> [Exercise directions] Find every row below that contains the word "button", with case counting, and copy each of those rows in full.

> [Exercise inputs]
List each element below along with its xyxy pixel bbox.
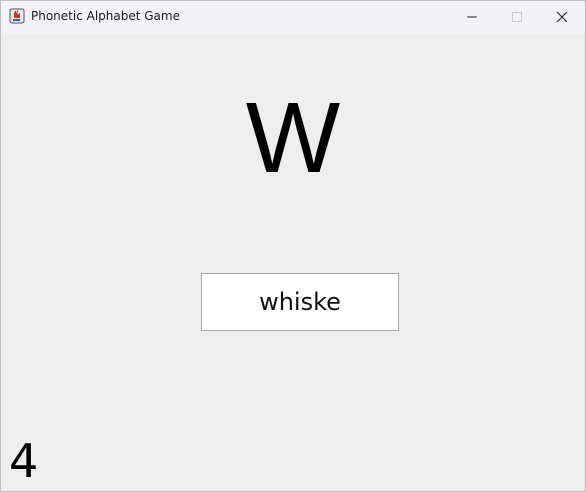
close-icon	[556, 8, 568, 27]
window-title: Phonetic Alphabet Game	[31, 9, 180, 23]
close-button[interactable]	[539, 1, 585, 33]
game-panel: W 4	[1, 33, 585, 491]
answer-input[interactable]	[201, 273, 399, 331]
title-bar[interactable]: Phonetic Alphabet Game	[1, 1, 585, 33]
maximize-icon	[511, 8, 523, 27]
maximize-button[interactable]	[494, 1, 540, 33]
app-window: Phonetic Alphabet Game W whiske 4	[0, 0, 586, 492]
score-counter: 4	[9, 434, 39, 488]
target-letter: W	[245, 82, 341, 194]
minimize-button[interactable]	[449, 1, 495, 33]
minimize-icon	[466, 8, 478, 27]
java-cup-icon	[9, 8, 25, 24]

> [Exercise solution]
close-button[interactable]	[539, 1, 585, 33]
maximize-button[interactable]	[494, 1, 540, 33]
minimize-button[interactable]	[449, 1, 495, 33]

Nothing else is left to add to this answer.